# EXERCISE MATERIALS
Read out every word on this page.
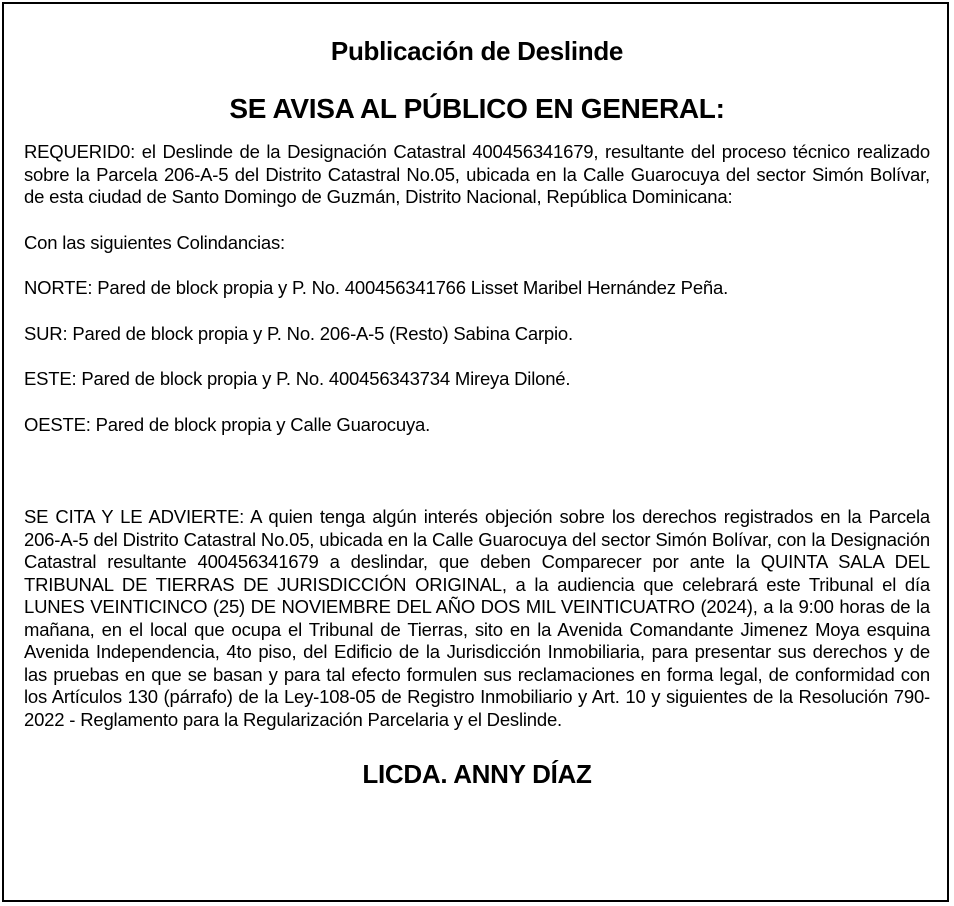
Publicación de Deslinde
SE AVISA AL PÚBLICO EN GENERAL:

REQUERID0: el Deslinde de la Designación Catastral 400456341679, resultante del proceso técnico realizado sobre la Parcela 206-A-5 del Distrito Catastral No.05, ubicada en la Calle Guarocuya del sector Simón Bolívar, de esta ciudad de Santo Domingo de Guzmán, Distrito Nacional, República Dominicana:

Con las siguientes Colindancias:

NORTE: Pared de block propia y P. No. 400456341766 Lisset Maribel Hernández Peña.

SUR: Pared de block propia y P. No. 206-A-5 (Resto) Sabina Carpio.

ESTE: Pared de block propia y P. No. 400456343734 Mireya Diloné.

OESTE: Pared de block propia y Calle Guarocuya.

SE CITA Y LE ADVIERTE: A quien tenga algún interés objeción sobre los derechos registrados en la Parcela 206-A-5 del Distrito Catastral No.05, ubicada en la Calle Guarocuya del sector Simón Bolívar, con la Designación Catastral resultante 400456341679 a deslindar, que deben Comparecer por ante la QUINTA SALA DEL TRIBUNAL DE TIERRAS DE JURISDICCIÓN ORIGINAL, a la audiencia que celebrará este Tribunal el día LUNES VEINTICINCO (25) DE NOVIEMBRE DEL AÑO DOS MIL VEINTICUATRO (2024), a la 9:00 horas de la mañana, en el local que ocupa el Tribunal de Tierras, sito en la Avenida Comandante Jimenez Moya esquina Avenida Independencia, 4to piso, del Edificio de la Jurisdicción Inmobiliaria, para presentar sus derechos y de las pruebas en que se basan y para tal efecto formulen sus reclamaciones en forma legal, de conformidad con los Artículos 130 (párrafo) de la Ley-108-05 de Registro Inmobiliario y Art. 10 y siguientes de la Resolución 790-2022 - Reglamento para la Regularización Parcelaria y el Deslinde.

LICDA. ANNY DÍAZ
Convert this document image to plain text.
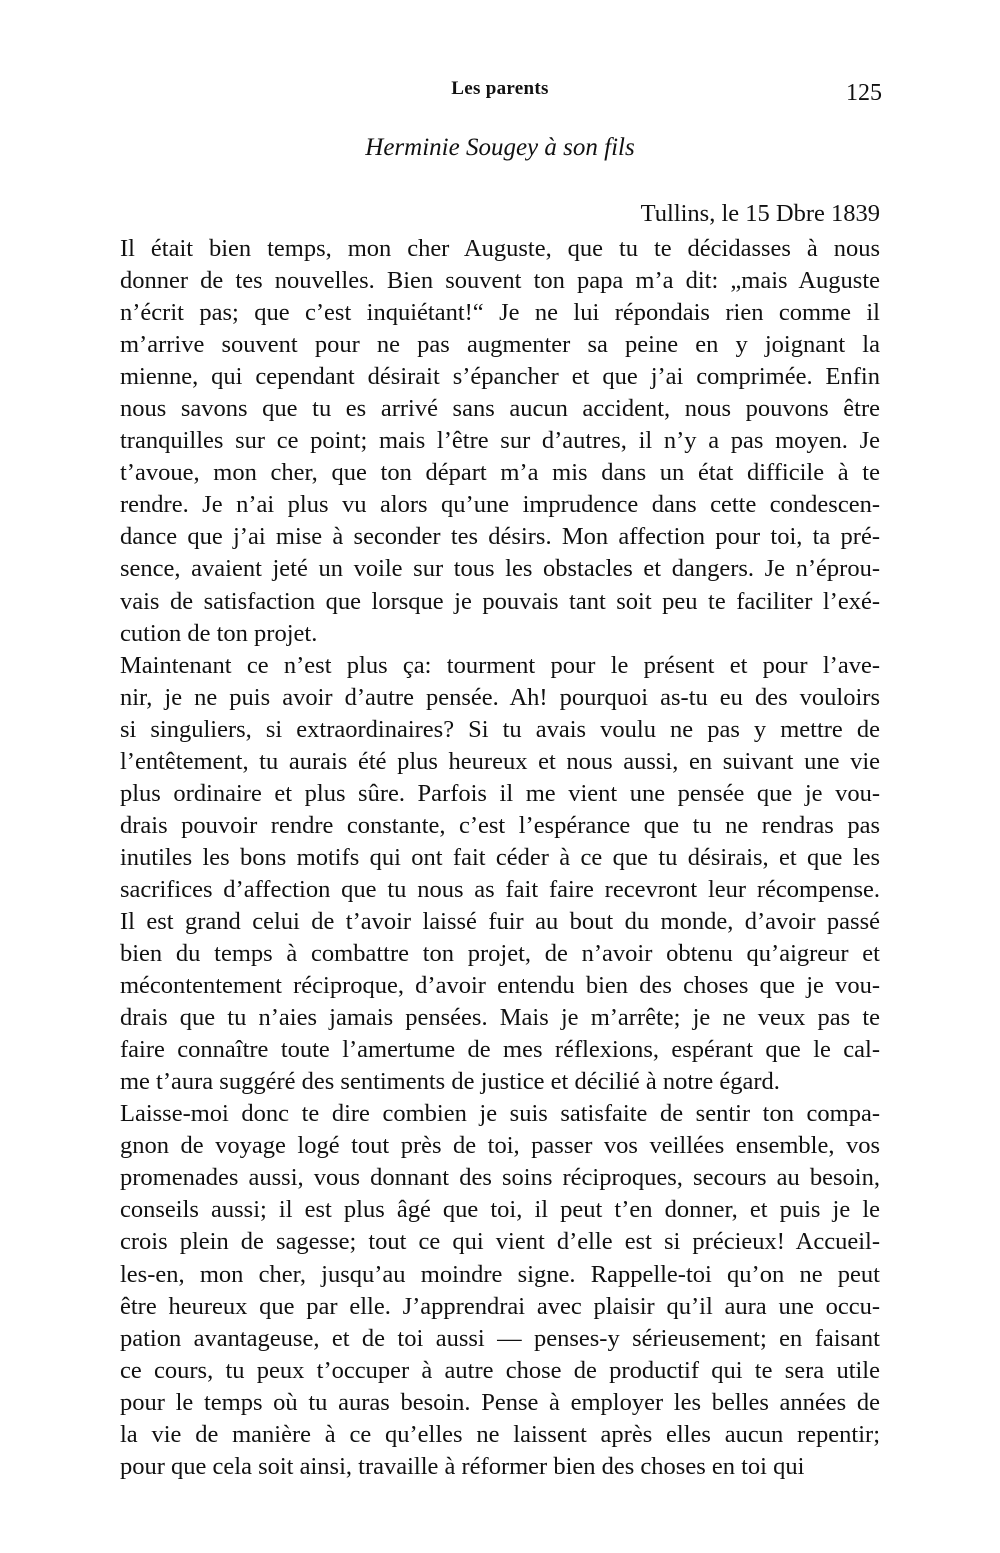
Les parents	125
Herminie Sougey à son fils
Tullins, le 15 Dbre 1839
Il était bien temps, mon cher Auguste, que tu te décidasses à nous
donner de tes nouvelles. Bien souvent ton papa m’a dit: „mais Auguste
n’écrit pas; que c’est inquiétant!“ Je ne lui répondais rien comme il
m’arrive souvent pour ne pas augmenter sa peine en y joignant la
mienne, qui cependant désirait s’épancher et que j’ai comprimée. Enfin
nous savons que tu es arrivé sans aucun accident, nous pouvons être
tranquilles sur ce point; mais l’être sur d’autres, il n’y a pas moyen. Je
t’avoue, mon cher, que ton départ m’a mis dans un état difficile à te
rendre. Je n’ai plus vu alors qu’une imprudence dans cette condescen-
dance que j’ai mise à seconder tes désirs. Mon affection pour toi, ta pré-
sence, avaient jeté un voile sur tous les obstacles et dangers. Je n’éprou-
vais de satisfaction que lorsque je pouvais tant soit peu te faciliter l’exé-
cution de ton projet.
Maintenant ce n’est plus ça: tourment pour le présent et pour l’ave-
nir, je ne puis avoir d’autre pensée. Ah! pourquoi as-tu eu des vouloirs
si singuliers, si extraordinaires? Si tu avais voulu ne pas y mettre de
l’entêtement, tu aurais été plus heureux et nous aussi, en suivant une vie
plus ordinaire et plus sûre. Parfois il me vient une pensée que je vou-
drais pouvoir rendre constante, c’est l’espérance que tu ne rendras pas
inutiles les bons motifs qui ont fait céder à ce que tu désirais, et que les
sacrifices d’affection que tu nous as fait faire recevront leur récompense.
Il est grand celui de t’avoir laissé fuir au bout du monde, d’avoir passé
bien du temps à combattre ton projet, de n’avoir obtenu qu’aigreur et
mécontentement réciproque, d’avoir entendu bien des choses que je vou-
drais que tu n’aies jamais pensées. Mais je m’arrête; je ne veux pas te
faire connaître toute l’amertume de mes réflexions, espérant que le cal-
me t’aura suggéré des sentiments de justice et décilié à notre égard.
Laisse-moi donc te dire combien je suis satisfaite de sentir ton compa-
gnon de voyage logé tout près de toi, passer vos veillées ensemble, vos
promenades aussi, vous donnant des soins réciproques, secours au besoin,
conseils aussi; il est plus âgé que toi, il peut t’en donner, et puis je le
crois plein de sagesse; tout ce qui vient d’elle est si précieux! Accueil-
les-en, mon cher, jusqu’au moindre signe. Rappelle-toi qu’on ne peut
être heureux que par elle. J’apprendrai avec plaisir qu’il aura une occu-
pation avantageuse, et de toi aussi — penses-y sérieusement; en faisant
ce cours, tu peux t’occuper à autre chose de productif qui te sera utile
pour le temps où tu auras besoin. Pense à employer les belles années de
la vie de manière à ce qu’elles ne laissent après elles aucun repentir;
pour que cela soit ainsi, travaille à réformer bien des choses en toi qui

# WHAT THIS TASK INVOLVES
Look through the material above and pick out each line holding the word "rendre".

# SOLUTION TO THIS TASK
rendre. Je n’ai plus vu alors qu’une imprudence dans cette condescen-
drais pouvoir rendre constante, c’est l’espérance que tu ne rendras pas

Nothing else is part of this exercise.